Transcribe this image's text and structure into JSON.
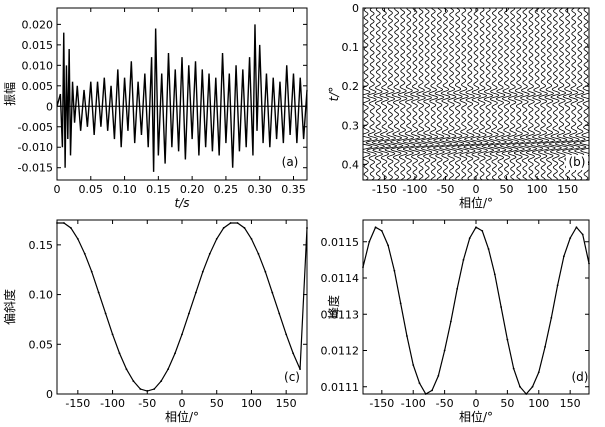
{
  "chart_data": [
    {
      "panel": "(a)",
      "type": "line",
      "xlabel": "t/s",
      "ylabel": "振幅",
      "xlim": [
        0,
        0.37
      ],
      "ylim": [
        -0.018,
        0.024
      ],
      "xticks": [
        "0",
        "0.05",
        "0.10",
        "0.15",
        "0.20",
        "0.25",
        "0.30",
        "0.35"
      ],
      "xtick_values": [
        0,
        0.05,
        0.1,
        0.15,
        0.2,
        0.25,
        0.3,
        0.35
      ],
      "yticks": [
        "0.020",
        "0.015",
        "0.010",
        "0.005",
        "0",
        "-0.005",
        "-0.010",
        "-0.015"
      ],
      "ytick_values": [
        0.02,
        0.015,
        0.01,
        0.005,
        0,
        -0.005,
        -0.01,
        -0.015
      ],
      "x": [
        0,
        0.005,
        0.008,
        0.01,
        0.012,
        0.014,
        0.016,
        0.018,
        0.02,
        0.023,
        0.026,
        0.03,
        0.035,
        0.04,
        0.045,
        0.05,
        0.055,
        0.06,
        0.065,
        0.07,
        0.075,
        0.08,
        0.085,
        0.09,
        0.095,
        0.1,
        0.105,
        0.11,
        0.115,
        0.12,
        0.125,
        0.13,
        0.135,
        0.14,
        0.143,
        0.146,
        0.15,
        0.155,
        0.16,
        0.165,
        0.17,
        0.175,
        0.18,
        0.185,
        0.19,
        0.195,
        0.2,
        0.205,
        0.21,
        0.215,
        0.22,
        0.225,
        0.23,
        0.235,
        0.24,
        0.245,
        0.25,
        0.255,
        0.26,
        0.265,
        0.27,
        0.275,
        0.28,
        0.285,
        0.29,
        0.293,
        0.296,
        0.3,
        0.305,
        0.31,
        0.315,
        0.32,
        0.325,
        0.33,
        0.335,
        0.34,
        0.345,
        0.35,
        0.355,
        0.36,
        0.365,
        0.37
      ],
      "y": [
        0,
        0.003,
        -0.01,
        0.018,
        -0.015,
        0.01,
        -0.008,
        0.014,
        -0.012,
        0.006,
        -0.004,
        0.005,
        -0.006,
        0.004,
        -0.005,
        0.006,
        -0.007,
        0.006,
        -0.005,
        0.007,
        -0.006,
        0.005,
        -0.008,
        0.009,
        -0.01,
        0.007,
        -0.006,
        0.011,
        -0.009,
        0.006,
        -0.007,
        0.008,
        -0.01,
        0.012,
        -0.016,
        0.019,
        -0.012,
        0.008,
        -0.014,
        0.013,
        -0.01,
        0.009,
        -0.011,
        0.012,
        -0.013,
        0.01,
        -0.008,
        0.011,
        -0.012,
        0.009,
        -0.01,
        0.008,
        -0.011,
        0.007,
        -0.012,
        0.013,
        -0.009,
        0.008,
        -0.015,
        0.01,
        -0.011,
        0.009,
        -0.01,
        0.012,
        -0.012,
        0.02,
        -0.006,
        0.015,
        -0.009,
        0.008,
        -0.01,
        0.007,
        -0.008,
        0.006,
        -0.009,
        0.01,
        -0.007,
        0.008,
        -0.009,
        0.007,
        -0.008,
        0.004
      ],
      "annotation": "(a)"
    },
    {
      "panel": "(b)",
      "type": "wiggle",
      "xlabel": "相位/°",
      "ylabel": "t/°",
      "xlim": [
        -185,
        185
      ],
      "ylim": [
        0,
        0.44
      ],
      "xticks": [
        "-150",
        "-100",
        "-50",
        "0",
        "50",
        "100",
        "150"
      ],
      "xtick_values": [
        -150,
        -100,
        -50,
        0,
        50,
        100,
        150
      ],
      "yticks": [
        "0",
        "0.1",
        "0.2",
        "0.3",
        "0.4"
      ],
      "ytick_values": [
        0,
        0.1,
        0.2,
        0.3,
        0.4
      ],
      "trace_count": 37,
      "phase_start": -180,
      "phase_step": 10,
      "annotation": "(b)"
    },
    {
      "panel": "(c)",
      "type": "line",
      "xlabel": "相位/°",
      "ylabel": "偏斜度",
      "xlim": [
        -180,
        180
      ],
      "ylim": [
        0,
        0.175
      ],
      "xticks": [
        "-150",
        "-100",
        "-50",
        "0",
        "50",
        "100",
        "150"
      ],
      "xtick_values": [
        -150,
        -100,
        -50,
        0,
        50,
        100,
        150
      ],
      "yticks": [
        "0.15",
        "0.10",
        "0.05",
        "0"
      ],
      "ytick_values": [
        0.15,
        0.1,
        0.05,
        0
      ],
      "x": [
        -180,
        -170,
        -160,
        -150,
        -140,
        -130,
        -120,
        -110,
        -100,
        -90,
        -80,
        -70,
        -60,
        -50,
        -40,
        -30,
        -20,
        -10,
        0,
        10,
        20,
        30,
        40,
        50,
        60,
        70,
        80,
        90,
        100,
        110,
        120,
        130,
        140,
        150,
        160,
        170,
        180
      ],
      "y": [
        0.172,
        0.172,
        0.167,
        0.156,
        0.141,
        0.123,
        0.102,
        0.081,
        0.06,
        0.041,
        0.025,
        0.013,
        0.005,
        0.003,
        0.005,
        0.013,
        0.025,
        0.041,
        0.06,
        0.081,
        0.102,
        0.123,
        0.141,
        0.156,
        0.167,
        0.172,
        0.172,
        0.167,
        0.156,
        0.141,
        0.123,
        0.102,
        0.081,
        0.06,
        0.041,
        0.025,
        0.167
      ],
      "annotation": "(c)"
    },
    {
      "panel": "(d)",
      "type": "line",
      "xlabel": "相位/°",
      "ylabel": "峰度",
      "xlim": [
        -180,
        180
      ],
      "ylim": [
        0.01108,
        0.01156
      ],
      "xticks": [
        "-150",
        "-100",
        "-50",
        "0",
        "50",
        "100",
        "150"
      ],
      "xtick_values": [
        -150,
        -100,
        -50,
        0,
        50,
        100,
        150
      ],
      "yticks": [
        "0.0115",
        "0.0114",
        "0.0113",
        "0.0112",
        "0.0111"
      ],
      "ytick_values": [
        0.0115,
        0.0114,
        0.0113,
        0.0112,
        0.0111
      ],
      "x": [
        -180,
        -170,
        -160,
        -150,
        -140,
        -130,
        -120,
        -110,
        -100,
        -90,
        -80,
        -70,
        -60,
        -50,
        -40,
        -30,
        -20,
        -10,
        0,
        10,
        20,
        30,
        40,
        50,
        60,
        70,
        80,
        90,
        100,
        110,
        120,
        130,
        140,
        150,
        160,
        170,
        180
      ],
      "y": [
        0.01143,
        0.0115,
        0.01154,
        0.01153,
        0.01149,
        0.01142,
        0.01133,
        0.01124,
        0.01116,
        0.01111,
        0.01108,
        0.01109,
        0.01113,
        0.0112,
        0.01128,
        0.01137,
        0.01145,
        0.01151,
        0.01154,
        0.01153,
        0.01148,
        0.01141,
        0.01132,
        0.01123,
        0.01115,
        0.0111,
        0.01108,
        0.0111,
        0.01114,
        0.01121,
        0.01129,
        0.01138,
        0.01146,
        0.01151,
        0.01154,
        0.01152,
        0.01144
      ],
      "annotation": "(d)"
    }
  ]
}
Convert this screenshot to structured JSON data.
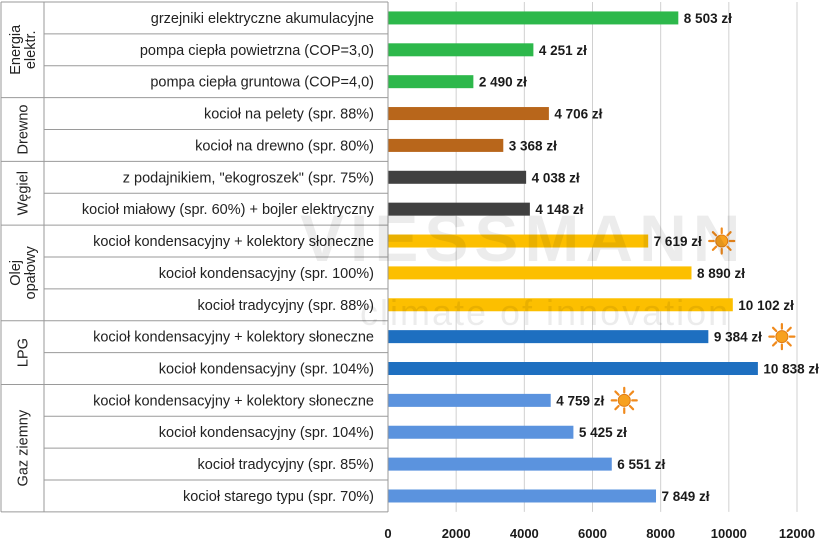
{
  "watermark": {
    "brand": "VIESSMANN",
    "tagline": "climate of innovation"
  },
  "chart_data": {
    "type": "bar",
    "orientation": "horizontal",
    "title": "",
    "xlabel": "",
    "ylabel": "",
    "xlim": [
      0,
      12000
    ],
    "x_ticks": [
      0,
      2000,
      4000,
      6000,
      8000,
      10000,
      12000
    ],
    "grid": true,
    "value_suffix": " zł",
    "groups": [
      {
        "label": "Energia elektr.",
        "color": "#2db84b",
        "items": [
          {
            "label": "grzejniki elektryczne akumulacyjne",
            "value": 8503,
            "value_label": "8 503 zł"
          },
          {
            "label": "pompa ciepła powietrzna (COP=3,0)",
            "value": 4251,
            "value_label": "4 251 zł"
          },
          {
            "label": "pompa ciepła gruntowa (COP=4,0)",
            "value": 2490,
            "value_label": "2 490 zł"
          }
        ]
      },
      {
        "label": "Drewno",
        "color": "#b8661b",
        "items": [
          {
            "label": "kocioł na pelety (spr. 88%)",
            "value": 4706,
            "value_label": "4 706 zł"
          },
          {
            "label": "kocioł na drewno (spr. 80%)",
            "value": 3368,
            "value_label": "3 368 zł"
          }
        ]
      },
      {
        "label": "Węgiel",
        "color": "#404040",
        "items": [
          {
            "label": "z podajnikiem, \"ekogroszek\" (spr. 75%)",
            "value": 4038,
            "value_label": "4 038 zł"
          },
          {
            "label": "kocioł miałowy (spr. 60%) + bojler elektryczny",
            "value": 4148,
            "value_label": "4 148 zł"
          }
        ]
      },
      {
        "label": "Olej opałowy",
        "color": "#fcbf00",
        "items": [
          {
            "label": "kocioł kondensacyjny + kolektory słoneczne",
            "value": 7619,
            "value_label": "7 619 zł",
            "sun": true
          },
          {
            "label": "kocioł kondensacyjny (spr. 100%)",
            "value": 8890,
            "value_label": "8 890 zł"
          },
          {
            "label": "kocioł tradycyjny (spr. 88%)",
            "value": 10102,
            "value_label": "10 102 zł"
          }
        ]
      },
      {
        "label": "LPG",
        "color": "#1e6fc0",
        "items": [
          {
            "label": "kocioł kondensacyjny + kolektory słoneczne",
            "value": 9384,
            "value_label": "9 384 zł",
            "sun": true
          },
          {
            "label": "kocioł kondensacyjny (spr. 104%)",
            "value": 10838,
            "value_label": "10 838 zł"
          }
        ]
      },
      {
        "label": "Gaz ziemny",
        "color": "#5b93de",
        "items": [
          {
            "label": "kocioł kondensacyjny + kolektory słoneczne",
            "value": 4759,
            "value_label": "4 759 zł",
            "sun": true
          },
          {
            "label": "kocioł kondensacyjny (spr. 104%)",
            "value": 5425,
            "value_label": "5 425 zł"
          },
          {
            "label": "kocioł tradycyjny (spr. 85%)",
            "value": 6551,
            "value_label": "6 551 zł"
          },
          {
            "label": "kocioł starego typu (spr. 70%)",
            "value": 7849,
            "value_label": "7 849 zł"
          }
        ]
      }
    ]
  }
}
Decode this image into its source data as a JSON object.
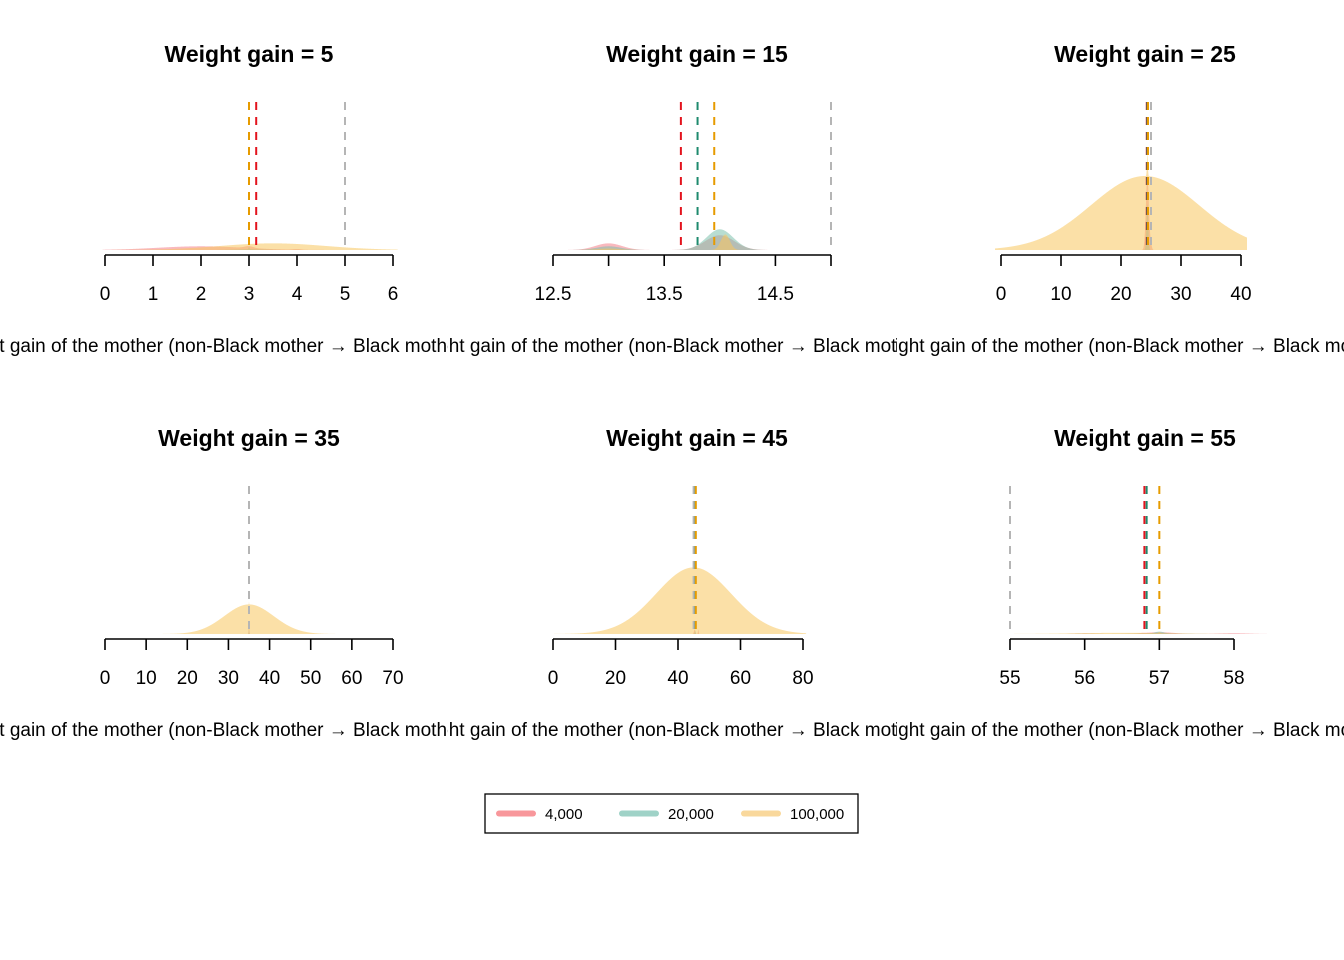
{
  "chart_data": [
    {
      "type": "area",
      "title": "Weight gain = 5",
      "xlabel": "Weight gain of the mother (non-Black mother → Black mother)",
      "xlim": [
        0,
        6
      ],
      "ticks": [
        0,
        1,
        2,
        3,
        4,
        5,
        6
      ],
      "tick_labels": [
        "0",
        "1",
        "2",
        "3",
        "4",
        "5",
        "6"
      ],
      "view": [
        -0.05,
        6.1
      ],
      "ymax": 1.0,
      "vlines": [
        {
          "series": "4,000",
          "x": 3.15
        },
        {
          "series": "20,000",
          "x": 3.0
        },
        {
          "series": "100,000",
          "x": 3.0
        },
        {
          "series": "reference",
          "x": 5.0
        }
      ],
      "series": [
        {
          "name": "4,000",
          "components": [
            {
              "mu": 3.0,
              "sd": 0.09,
              "w": 0.013
            },
            {
              "mu": 4.0,
              "sd": 0.08,
              "w": 0.005
            },
            {
              "mu": 2.0,
              "sd": 0.9,
              "w": 0.025
            }
          ]
        },
        {
          "name": "20,000",
          "components": [
            {
              "mu": 3.0,
              "sd": 0.012,
              "w": 0.014
            },
            {
              "mu": 3.0,
              "sd": 0.3,
              "w": 0.005
            }
          ]
        },
        {
          "name": "100,000",
          "components": [
            {
              "mu": 3.0,
              "sd": 0.004,
              "w": 0.01
            },
            {
              "mu": 3.5,
              "sd": 1.1,
              "w": 0.045
            }
          ]
        }
      ]
    },
    {
      "type": "area",
      "title": "Weight gain = 15",
      "xlabel": "Weight gain of the mother (non-Black mother → Black mother)",
      "xlim": [
        12.5,
        15
      ],
      "ticks": [
        12.5,
        13.0,
        13.5,
        14.0,
        14.5,
        15.0
      ],
      "tick_labels": [
        "12.5",
        "",
        "13.5",
        "",
        "14.5",
        ""
      ],
      "view": [
        12.05,
        15.0
      ],
      "ymax": 1.0,
      "vlines": [
        {
          "series": "4,000",
          "x": 13.65
        },
        {
          "series": "20,000",
          "x": 13.8
        },
        {
          "series": "100,000",
          "x": 13.95
        },
        {
          "series": "reference",
          "x": 15.0
        }
      ],
      "series": [
        {
          "name": "4,000",
          "components": [
            {
              "mu": 13.0,
              "sd": 0.12,
              "w": 0.045
            },
            {
              "mu": 14.0,
              "sd": 0.13,
              "w": 0.1
            }
          ]
        },
        {
          "name": "20,000",
          "components": [
            {
              "mu": 13.0,
              "sd": 0.11,
              "w": 0.025
            },
            {
              "mu": 14.0,
              "sd": 0.12,
              "w": 0.14
            }
          ]
        },
        {
          "name": "100,000",
          "components": [
            {
              "mu": 13.0,
              "sd": 0.1,
              "w": 0.01
            },
            {
              "mu": 14.05,
              "sd": 0.04,
              "w": 0.105
            }
          ]
        }
      ]
    },
    {
      "type": "area",
      "title": "Weight gain = 25",
      "xlabel": "Weight gain of the mother (non-Black mother → Black mother)",
      "xlim": [
        0,
        40
      ],
      "ticks": [
        0,
        10,
        20,
        30,
        40
      ],
      "tick_labels": [
        "0",
        "10",
        "20",
        "30",
        "40"
      ],
      "view": [
        -1.0,
        41.0
      ],
      "ymax": 1.0,
      "vlines": [
        {
          "series": "4,000",
          "x": 24.3
        },
        {
          "series": "20,000",
          "x": 24.4
        },
        {
          "series": "100,000",
          "x": 24.5
        },
        {
          "series": "reference",
          "x": 25.0
        }
      ],
      "series": [
        {
          "name": "4,000",
          "components": [
            {
              "mu": 24.4,
              "sd": 0.25,
              "w": 0.5
            },
            {
              "mu": 25.0,
              "sd": 0.15,
              "w": 0.03
            }
          ]
        },
        {
          "name": "20,000",
          "components": [
            {
              "mu": 24.4,
              "sd": 0.15,
              "w": 0.31
            }
          ]
        },
        {
          "name": "100,000",
          "components": [
            {
              "mu": 24.4,
              "sd": 0.08,
              "w": 0.15
            },
            {
              "mu": 24.0,
              "sd": 9.0,
              "w": 0.5
            }
          ]
        }
      ]
    },
    {
      "type": "area",
      "title": "Weight gain = 35",
      "xlabel": "Weight gain of the mother (non-Black mother → Black mother)",
      "xlim": [
        0,
        70
      ],
      "ticks": [
        0,
        10,
        20,
        30,
        40,
        50,
        60,
        70
      ],
      "tick_labels": [
        "0",
        "10",
        "20",
        "30",
        "40",
        "50",
        "60",
        "70"
      ],
      "view": [
        -0.2,
        70.5
      ],
      "ymax": 1.0,
      "vlines": [
        {
          "series": "4,000",
          "x": 35.0
        },
        {
          "series": "20,000",
          "x": 35.0
        },
        {
          "series": "100,000",
          "x": 35.0
        },
        {
          "series": "reference",
          "x": 35.0
        }
      ],
      "series": [
        {
          "name": "4,000",
          "components": [
            {
              "mu": 35.0,
              "sd": 0.08,
              "w": 0.06
            }
          ]
        },
        {
          "name": "20,000",
          "components": [
            {
              "mu": 35.0,
              "sd": 0.05,
              "w": 0.04
            }
          ]
        },
        {
          "name": "100,000",
          "components": [
            {
              "mu": 35.0,
              "sd": 0.03,
              "w": 0.02
            },
            {
              "mu": 35.0,
              "sd": 6.0,
              "w": 0.2
            }
          ]
        }
      ]
    },
    {
      "type": "area",
      "title": "Weight gain = 45",
      "xlabel": "Weight gain of the mother (non-Black mother → Black mother)",
      "xlim": [
        0,
        80
      ],
      "ticks": [
        0,
        20,
        40,
        60,
        80
      ],
      "tick_labels": [
        "0",
        "20",
        "40",
        "60",
        "80"
      ],
      "view": [
        -1.0,
        81.0
      ],
      "ymax": 1.0,
      "vlines": [
        {
          "series": "4,000",
          "x": 45.6
        },
        {
          "series": "20,000",
          "x": 45.4
        },
        {
          "series": "100,000",
          "x": 45.7
        },
        {
          "series": "reference",
          "x": 45.0
        }
      ],
      "series": [
        {
          "name": "4,000",
          "components": [
            {
              "mu": 46.5,
              "sd": 0.12,
              "w": 0.03
            },
            {
              "mu": 45.3,
              "sd": 0.2,
              "w": 0.03
            }
          ]
        },
        {
          "name": "20,000",
          "components": [
            {
              "mu": 45.5,
              "sd": 0.15,
              "w": 0.025
            }
          ]
        },
        {
          "name": "100,000",
          "components": [
            {
              "mu": 45.6,
              "sd": 0.06,
              "w": 0.01
            },
            {
              "mu": 45.0,
              "sd": 12.0,
              "w": 0.45
            }
          ]
        }
      ]
    },
    {
      "type": "area",
      "title": "Weight gain = 55",
      "xlabel": "Weight gain of the mother (non-Black mother → Black mother)",
      "xlim": [
        55,
        58
      ],
      "ticks": [
        55,
        56,
        57,
        58
      ],
      "tick_labels": [
        "55",
        "56",
        "57",
        "58"
      ],
      "view": [
        54.9,
        58.6
      ],
      "ymax": 1.0,
      "vlines": [
        {
          "series": "4,000",
          "x": 56.8
        },
        {
          "series": "20,000",
          "x": 56.83
        },
        {
          "series": "100,000",
          "x": 57.0
        },
        {
          "series": "reference",
          "x": 55.0
        }
      ],
      "series": [
        {
          "name": "4,000",
          "components": [
            {
              "mu": 56.0,
              "sd": 0.12,
              "w": 0.004
            },
            {
              "mu": 57.0,
              "sd": 0.2,
              "w": 0.012
            },
            {
              "mu": 58.0,
              "sd": 0.2,
              "w": 0.005
            },
            {
              "mu": 56.78,
              "sd": 0.03,
              "w": 0.002
            }
          ]
        },
        {
          "name": "20,000",
          "components": [
            {
              "mu": 57.0,
              "sd": 0.06,
              "w": 0.012
            },
            {
              "mu": 56.0,
              "sd": 0.12,
              "w": 0.002
            },
            {
              "mu": 57.0,
              "sd": 0.3,
              "w": 0.004
            }
          ]
        },
        {
          "name": "100,000",
          "components": [
            {
              "mu": 57.0,
              "sd": 0.012,
              "w": 0.008
            },
            {
              "mu": 56.5,
              "sd": 0.6,
              "w": 0.008
            }
          ]
        }
      ]
    }
  ],
  "legend": {
    "position": "bottom-center",
    "items": [
      {
        "label": "4,000",
        "color": "#f8979b"
      },
      {
        "label": "20,000",
        "color": "#9fd2c7"
      },
      {
        "label": "100,000",
        "color": "#f9d89c"
      }
    ]
  },
  "colors": {
    "4,000": {
      "fill": "#f48088",
      "line": "#e3131d"
    },
    "20,000": {
      "fill": "#7dc1ad",
      "line": "#1e8a6e"
    },
    "100,000": {
      "fill": "#f7c75e",
      "line": "#e69b00"
    },
    "reference": {
      "line": "#b5b5b5"
    }
  }
}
------------------------------------------------------------------------
Written problem:
Using the material above, gather every line that includes "ciepła".

Answer:
            "label": "pompa ciepła powietrzna (COP=3,0)",
            "label": "pompa ciepła gruntowa (COP=4,0)",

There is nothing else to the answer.